Task inputs
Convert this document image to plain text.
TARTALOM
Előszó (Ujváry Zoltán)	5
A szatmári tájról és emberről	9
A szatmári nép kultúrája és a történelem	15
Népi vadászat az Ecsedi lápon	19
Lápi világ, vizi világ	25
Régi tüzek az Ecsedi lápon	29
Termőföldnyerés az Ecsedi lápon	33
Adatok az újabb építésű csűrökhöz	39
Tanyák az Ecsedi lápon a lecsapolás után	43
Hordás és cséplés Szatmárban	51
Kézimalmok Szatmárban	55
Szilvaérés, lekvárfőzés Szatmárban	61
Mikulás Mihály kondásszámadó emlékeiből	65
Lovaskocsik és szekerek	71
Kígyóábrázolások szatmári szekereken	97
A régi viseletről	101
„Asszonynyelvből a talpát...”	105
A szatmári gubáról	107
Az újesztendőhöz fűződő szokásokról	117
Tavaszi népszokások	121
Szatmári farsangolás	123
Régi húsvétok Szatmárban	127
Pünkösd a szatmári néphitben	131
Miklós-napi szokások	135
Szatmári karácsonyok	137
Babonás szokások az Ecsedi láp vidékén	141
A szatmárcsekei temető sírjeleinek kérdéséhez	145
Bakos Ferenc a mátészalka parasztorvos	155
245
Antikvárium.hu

The exercise
Each line must be given again exactly as written above.

Solved problem
Convert this document image to plain text.
TARTALOM
Előszó (Ujváry Zoltán)	5
A szatmári tájról és emberről	9
A szatmári nép kultúrája és a történelem	15
Népi vadászat az Ecsedi lápon	19
Lápi világ, vizi világ	25
Régi tüzek az Ecsedi lápon	29
Termőföldnyerés az Ecsedi lápon	33
Adatok az újabb építésű csűrökhöz	39
Tanyák az Ecsedi lápon a lecsapolás után	43
Hordás és cséplés Szatmárban	51
Kézimalmok Szatmárban	55
Szilvaérés, lekvárfőzés Szatmárban	61
Mikulás Mihály kondásszámadó emlékeiből	65
Lovaskocsik és szekerek	71
Kígyóábrázolások szatmári szekereken	97
A régi viseletről	101
„Asszonynyelvből a talpát...”	105
A szatmári gubáról	107
Az újesztendőhöz fűződő szokásokról	117
Tavaszi népszokások	121
Szatmári farsangolás	123
Régi húsvétok Szatmárban	127
Pünkösd a szatmári néphitben	131
Miklós-napi szokások	135
Szatmári karácsonyok	137
Babonás szokások az Ecsedi láp vidékén	141
A szatmárcsekei temető sírjeleinek kérdéséhez	145
Bakos Ferenc a mátészalka parasztorvos	155
245
Antikvárium.hu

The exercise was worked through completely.